§ **Stated exercise**: Leave out the pictures and transcribe the rest of the records exactly.

§ **Records supplied**:
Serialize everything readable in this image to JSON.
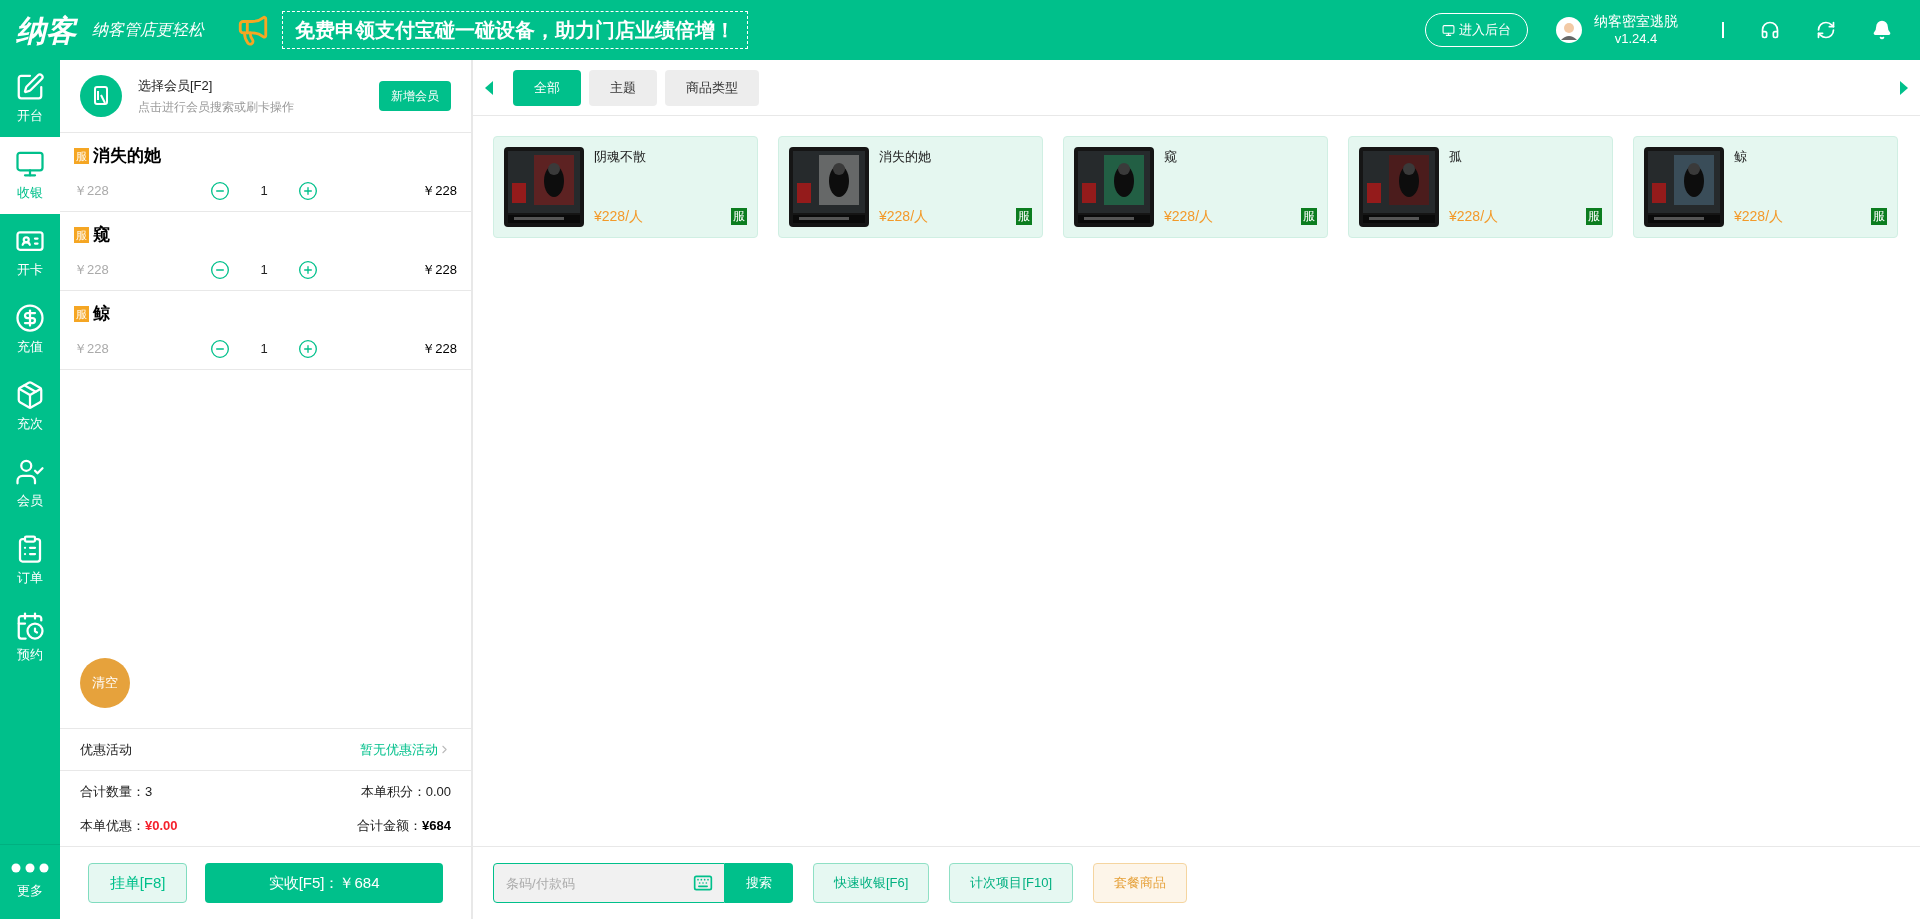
{
  "header": {
    "logo": "纳客",
    "slogan": "纳客管店更轻松",
    "banner": "免费申领支付宝碰一碰设备，助力门店业绩倍增！",
    "backend_button": "进入后台",
    "store_name": "纳客密室逃脱",
    "version": "v1.24.4"
  },
  "nav": {
    "items": [
      {
        "label": "开台",
        "selected": false
      },
      {
        "label": "收银",
        "selected": true
      },
      {
        "label": "开卡",
        "selected": false
      },
      {
        "label": "充值",
        "selected": false
      },
      {
        "label": "充次",
        "selected": false
      },
      {
        "label": "会员",
        "selected": false
      },
      {
        "label": "订单",
        "selected": false
      },
      {
        "label": "预约",
        "selected": false
      }
    ],
    "more": "更多"
  },
  "member": {
    "title": "选择会员[F2]",
    "hint": "点击进行会员搜索或刷卡操作",
    "add_button": "新增会员"
  },
  "cart": [
    {
      "tag": "服",
      "name": "消失的她",
      "unit_price": "￥228",
      "qty": "1",
      "total": "￥228"
    },
    {
      "tag": "服",
      "name": "窥",
      "unit_price": "￥228",
      "qty": "1",
      "total": "￥228"
    },
    {
      "tag": "服",
      "name": "鲸",
      "unit_price": "￥228",
      "qty": "1",
      "total": "￥228"
    }
  ],
  "clear_button": "清空",
  "promotion": {
    "label": "优惠活动",
    "value": "暂无优惠活动"
  },
  "totals": {
    "count_label": "合计数量：",
    "count": "3",
    "points_label": "本单积分：",
    "points": "0.00",
    "discount_label": "本单优惠：",
    "discount": "¥0.00",
    "amount_label": "合计金额：",
    "amount": "¥684"
  },
  "actions": {
    "hold": "挂单[F8]",
    "pay": "实收[F5]：￥684"
  },
  "tabs": [
    {
      "label": "全部",
      "selected": true
    },
    {
      "label": "主题",
      "selected": false
    },
    {
      "label": "商品类型",
      "selected": false
    }
  ],
  "products": [
    {
      "name": "阴魂不散",
      "price": "¥228/人",
      "tag": "服",
      "kind": "picture"
    },
    {
      "name": "消失的她",
      "price": "¥228/人",
      "tag": "服",
      "kind": "picture"
    },
    {
      "name": "窥",
      "price": "¥228/人",
      "tag": "服",
      "kind": "picture"
    },
    {
      "name": "孤",
      "price": "¥228/人",
      "tag": "服",
      "kind": "picture"
    },
    {
      "name": "鲸",
      "price": "¥228/人",
      "tag": "服",
      "kind": "picture"
    }
  ],
  "search": {
    "placeholder": "条码/付款码",
    "button": "搜索"
  },
  "bottom_buttons": [
    {
      "label": "快速收银[F6]",
      "kind": "green"
    },
    {
      "label": "计次项目[F10]",
      "kind": "green"
    },
    {
      "label": "套餐商品",
      "kind": "orange"
    }
  ]
}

§ **Written answer**:
Serialize everything readable in this image to JSON.
{
  "header": {
    "logo": "纳客",
    "slogan": "纳客管店更轻松",
    "banner": "免费申领支付宝碰一碰设备，助力门店业绩倍增！",
    "backend_button": "进入后台",
    "store_name": "纳客密室逃脱",
    "version": "v1.24.4"
  },
  "nav": {
    "items": [
      {
        "label": "开台",
        "selected": false
      },
      {
        "label": "收银",
        "selected": true
      },
      {
        "label": "开卡",
        "selected": false
      },
      {
        "label": "充值",
        "selected": false
      },
      {
        "label": "充次",
        "selected": false
      },
      {
        "label": "会员",
        "selected": false
      },
      {
        "label": "订单",
        "selected": false
      },
      {
        "label": "预约",
        "selected": false
      }
    ],
    "more": "更多"
  },
  "member": {
    "title": "选择会员[F2]",
    "hint": "点击进行会员搜索或刷卡操作",
    "add_button": "新增会员"
  },
  "cart": [
    {
      "tag": "服",
      "name": "消失的她",
      "unit_price": "￥228",
      "qty": "1",
      "total": "￥228"
    },
    {
      "tag": "服",
      "name": "窥",
      "unit_price": "￥228",
      "qty": "1",
      "total": "￥228"
    },
    {
      "tag": "服",
      "name": "鲸",
      "unit_price": "￥228",
      "qty": "1",
      "total": "￥228"
    }
  ],
  "clear_button": "清空",
  "promotion": {
    "label": "优惠活动",
    "value": "暂无优惠活动"
  },
  "totals": {
    "count_label": "合计数量：",
    "count": "3",
    "points_label": "本单积分：",
    "points": "0.00",
    "discount_label": "本单优惠：",
    "discount": "¥0.00",
    "amount_label": "合计金额：",
    "amount": "¥684"
  },
  "actions": {
    "hold": "挂单[F8]",
    "pay": "实收[F5]：￥684"
  },
  "tabs": [
    {
      "label": "全部",
      "selected": true
    },
    {
      "label": "主题",
      "selected": false
    },
    {
      "label": "商品类型",
      "selected": false
    }
  ],
  "products": [
    {
      "name": "阴魂不散",
      "price": "¥228/人",
      "tag": "服",
      "kind": "picture"
    },
    {
      "name": "消失的她",
      "price": "¥228/人",
      "tag": "服",
      "kind": "picture"
    },
    {
      "name": "窥",
      "price": "¥228/人",
      "tag": "服",
      "kind": "picture"
    },
    {
      "name": "孤",
      "price": "¥228/人",
      "tag": "服",
      "kind": "picture"
    },
    {
      "name": "鲸",
      "price": "¥228/人",
      "tag": "服",
      "kind": "picture"
    }
  ],
  "search": {
    "placeholder": "条码/付款码",
    "button": "搜索"
  },
  "bottom_buttons": [
    {
      "label": "快速收银[F6]",
      "kind": "green"
    },
    {
      "label": "计次项目[F10]",
      "kind": "green"
    },
    {
      "label": "套餐商品",
      "kind": "orange"
    }
  ]
}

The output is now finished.